__Your task__
Check every line below for the word "ylabel" and copy the ones that have it.

__Dataset entries__

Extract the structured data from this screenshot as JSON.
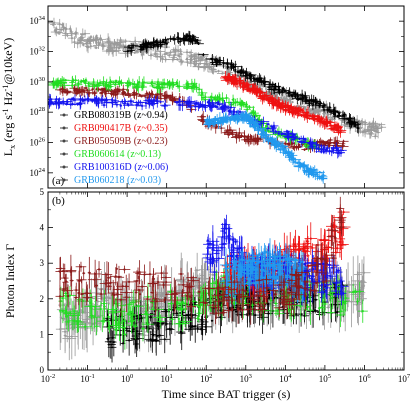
{
  "chart_data": [
    {
      "type": "scatter",
      "panel_label": "(a)",
      "ylabel": "L_x (erg s^-1 Hz^-1 @10keV)",
      "yscale": "log",
      "ylim": [
        1e+23,
        1e+35
      ],
      "xlim": [
        0.01,
        10000000.0
      ],
      "xscale": "log",
      "y_tick_labels": [
        "10^24",
        "10^26",
        "10^28",
        "10^30",
        "10^32",
        "10^34"
      ],
      "y_tick_values": [
        1e+24,
        1e+26,
        1e+28,
        1e+30,
        1e+32,
        1e+34
      ],
      "legend": {
        "placement": "left-middle",
        "entries": [
          {
            "label": "GRB080319B (z~0.94)",
            "color": "#000000"
          },
          {
            "label": "GRB090417B (z~0.35)",
            "color": "#ee1111"
          },
          {
            "label": "GRB050509B (z~0.23)",
            "color": "#8b1a1a"
          },
          {
            "label": "GRB060614 (z~0.13)",
            "color": "#22dd22"
          },
          {
            "label": "GRB100316D (z~0.06)",
            "color": "#1414ee"
          },
          {
            "label": "GRB060218 (z~0.03)",
            "color": "#2299ee"
          }
        ]
      },
      "series": [
        {
          "color": "#9a9a9a",
          "points": [
            [
              0.012,
              1e+34
            ],
            [
              0.02,
              3e+33
            ],
            [
              0.05,
              8e+32
            ],
            [
              0.1,
              5e+32
            ],
            [
              0.3,
              3e+32
            ],
            [
              1,
              2e+32
            ],
            [
              3,
              1.5e+32
            ],
            [
              10,
              8e+31
            ],
            [
              30,
              4e+31
            ],
            [
              100,
              2e+31
            ],
            [
              300,
              5e+30
            ],
            [
              1000,
              1e+30
            ],
            [
              3000,
              3e+29
            ],
            [
              10000,
              1e+29
            ],
            [
              30000,
              3e+28
            ],
            [
              100000,
              1e+28
            ],
            [
              300000,
              3e+27
            ],
            [
              1000000,
              1e+27
            ],
            [
              3000000,
              5e+26
            ]
          ]
        },
        {
          "color": "#000000",
          "points": [
            [
              1,
              1.5e+32
            ],
            [
              3,
              2.5e+32
            ],
            [
              10,
              4e+32
            ],
            [
              30,
              8e+32
            ],
            [
              60,
              6e+32
            ],
            [
              100,
              3e+31
            ],
            [
              200,
              2e+31
            ],
            [
              300,
              1.5e+31
            ],
            [
              1000,
              3e+30
            ],
            [
              3000,
              8e+29
            ],
            [
              10000,
              2e+29
            ],
            [
              30000,
              8e+28
            ],
            [
              100000,
              2e+28
            ],
            [
              300000,
              5e+27
            ],
            [
              800000,
              1e+27
            ]
          ]
        },
        {
          "color": "#ee1111",
          "points": [
            [
              300,
              2e+30
            ],
            [
              600,
              1e+30
            ],
            [
              1000,
              5e+29
            ],
            [
              3000,
              1e+29
            ],
            [
              10000,
              2e+28
            ],
            [
              30000,
              8e+27
            ],
            [
              100000,
              2e+27
            ],
            [
              300000,
              5e+26
            ]
          ]
        },
        {
          "color": "#8b1a1a",
          "points": [
            [
              0.02,
              3e+29
            ],
            [
              0.1,
              2.5e+29
            ],
            [
              1,
              2e+29
            ],
            [
              10,
              1e+29
            ],
            [
              30,
              5e+28
            ],
            [
              100,
              2e+27
            ],
            [
              300,
              6e+26
            ],
            [
              1000,
              2e+26
            ],
            [
              30000,
              5e+25
            ],
            [
              100000,
              1e+26
            ],
            [
              300000,
              8e+25
            ]
          ]
        },
        {
          "color": "#22dd22",
          "points": [
            [
              0.01,
              1e+30
            ],
            [
              0.1,
              8e+29
            ],
            [
              1,
              7e+29
            ],
            [
              10,
              6e+29
            ],
            [
              50,
              5e+29
            ],
            [
              100,
              8e+28
            ],
            [
              300,
              6e+28
            ],
            [
              1000,
              3e+28
            ],
            [
              3000,
              1e+27
            ],
            [
              10000,
              3e+26
            ],
            [
              30000,
              1e+26
            ],
            [
              100000,
              3e+25
            ]
          ]
        },
        {
          "color": "#1414ee",
          "points": [
            [
              0.01,
              5e+28
            ],
            [
              0.1,
              5e+28
            ],
            [
              1,
              4e+28
            ],
            [
              10,
              4e+28
            ],
            [
              100,
              3e+28
            ],
            [
              200,
              3e+28
            ],
            [
              300,
              2e+28
            ],
            [
              1000,
              5e+27
            ],
            [
              100000,
              3e+25
            ],
            [
              300000,
              3e+25
            ]
          ]
        },
        {
          "color": "#2299ee",
          "points": [
            [
              100,
              2e+27
            ],
            [
              300,
              3e+27
            ],
            [
              1000,
              5e+27
            ],
            [
              2000,
              1e+27
            ],
            [
              3000,
              3e+26
            ],
            [
              5000,
              1e+26
            ],
            [
              10000,
              3e+25
            ],
            [
              30000,
              2e+24
            ],
            [
              100000,
              5e+23
            ]
          ]
        }
      ]
    },
    {
      "type": "scatter",
      "panel_label": "(b)",
      "ylabel": "Photon Index Γ",
      "xlabel": "Time since BAT trigger (s)",
      "xscale": "log",
      "xlim": [
        0.01,
        10000000.0
      ],
      "ylim": [
        0,
        5
      ],
      "y_tick_labels": [
        "0",
        "1",
        "2",
        "3",
        "4",
        "5"
      ],
      "y_tick_values": [
        0,
        1,
        2,
        3,
        4,
        5
      ],
      "x_tick_labels": [
        "10^-2",
        "10^-1",
        "10^0",
        "10^1",
        "10^2",
        "10^3",
        "10^4",
        "10^5",
        "10^6",
        "10^7"
      ],
      "x_tick_values": [
        0.01,
        0.1,
        1,
        10,
        100,
        1000,
        10000,
        100000,
        1000000,
        10000000
      ],
      "series": [
        {
          "color": "#9a9a9a",
          "points": [
            [
              0.02,
              1.5
            ],
            [
              0.05,
              1.2
            ],
            [
              0.1,
              1.6
            ],
            [
              0.3,
              2.0
            ],
            [
              1,
              1.7
            ],
            [
              3,
              1.4
            ],
            [
              10,
              1.8
            ],
            [
              30,
              2.2
            ],
            [
              100,
              2.5
            ],
            [
              300,
              2.0
            ],
            [
              1000,
              2.3
            ],
            [
              3000,
              2.1
            ],
            [
              10000,
              2.4
            ],
            [
              30000,
              2.0
            ],
            [
              100000,
              2.2
            ],
            [
              300000,
              2.1
            ],
            [
              1000000,
              2.3
            ]
          ]
        },
        {
          "color": "#000000",
          "points": [
            [
              0.3,
              1.0
            ],
            [
              1,
              1.1
            ],
            [
              3,
              1.2
            ],
            [
              10,
              1.3
            ],
            [
              30,
              1.5
            ],
            [
              100,
              1.6
            ],
            [
              300,
              1.9
            ],
            [
              1000,
              2.0
            ],
            [
              3000,
              1.9
            ],
            [
              10000,
              2.0
            ],
            [
              30000,
              1.9
            ],
            [
              100000,
              2.0
            ],
            [
              300000,
              2.1
            ]
          ]
        },
        {
          "color": "#22dd22",
          "points": [
            [
              0.02,
              1.8
            ],
            [
              0.1,
              1.6
            ],
            [
              0.3,
              1.5
            ],
            [
              1,
              1.4
            ],
            [
              3,
              1.6
            ],
            [
              10,
              1.8
            ],
            [
              30,
              1.7
            ],
            [
              100,
              1.9
            ],
            [
              300,
              2.3
            ],
            [
              1000,
              2.2
            ],
            [
              3000,
              2.1
            ],
            [
              10000,
              2.0
            ],
            [
              100000,
              2.1
            ],
            [
              1000000,
              1.8
            ]
          ]
        },
        {
          "color": "#ee1111",
          "points": [
            [
              300,
              2.5
            ],
            [
              1000,
              2.8
            ],
            [
              3000,
              2.6
            ],
            [
              10000,
              3.0
            ],
            [
              30000,
              3.2
            ],
            [
              100000,
              3.4
            ],
            [
              300000,
              4.0
            ]
          ]
        },
        {
          "color": "#1414ee",
          "points": [
            [
              100,
              3.5
            ],
            [
              200,
              3.0
            ],
            [
              300,
              3.8
            ],
            [
              1000,
              2.8
            ],
            [
              100000,
              2.6
            ],
            [
              300000,
              2.5
            ]
          ]
        },
        {
          "color": "#2299ee",
          "points": [
            [
              300,
              2.5
            ],
            [
              1000,
              2.7
            ],
            [
              3000,
              2.9
            ],
            [
              10000,
              2.8
            ],
            [
              30000,
              2.6
            ]
          ]
        },
        {
          "color": "#8b1a1a",
          "points": [
            [
              0.02,
              2.5
            ],
            [
              1,
              2.4
            ],
            [
              30,
              2.3
            ],
            [
              100,
              2.0
            ],
            [
              10000,
              2.2
            ],
            [
              100000,
              2.8
            ],
            [
              300000,
              4.5
            ]
          ]
        }
      ]
    }
  ]
}
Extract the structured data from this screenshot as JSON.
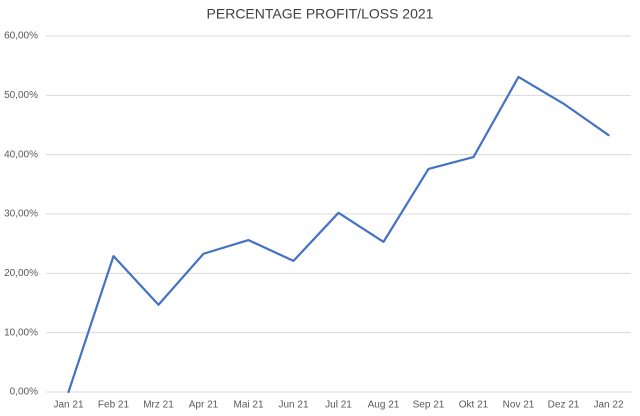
{
  "chart_data": {
    "type": "line",
    "title": "PERCENTAGE PROFIT/LOSS 2021",
    "categories": [
      "Jan 21",
      "Feb 21",
      "Mrz 21",
      "Apr 21",
      "Mai 21",
      "Jun 21",
      "Jul 21",
      "Aug 21",
      "Sep 21",
      "Okt 21",
      "Nov 21",
      "Dez 21",
      "Jan 22"
    ],
    "values": [
      0,
      22.9,
      14.7,
      23.3,
      25.6,
      22.1,
      30.2,
      25.3,
      37.6,
      39.6,
      53.1,
      48.6,
      43.3
    ],
    "color": "#4472c4",
    "ylim": [
      0,
      60
    ],
    "yticks": [
      {
        "value": 0,
        "label": "0,00%"
      },
      {
        "value": 10,
        "label": "10,00%"
      },
      {
        "value": 20,
        "label": "20,00%"
      },
      {
        "value": 30,
        "label": "30,00%"
      },
      {
        "value": 40,
        "label": "40,00%"
      },
      {
        "value": 50,
        "label": "50,00%"
      },
      {
        "value": 60,
        "label": "60,00%"
      }
    ],
    "grid": true
  }
}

__Answer in full__
      "ylabel": "L_x (erg s^-1 Hz^-1 @10keV)",
      "ylabel": "Photon Index Γ",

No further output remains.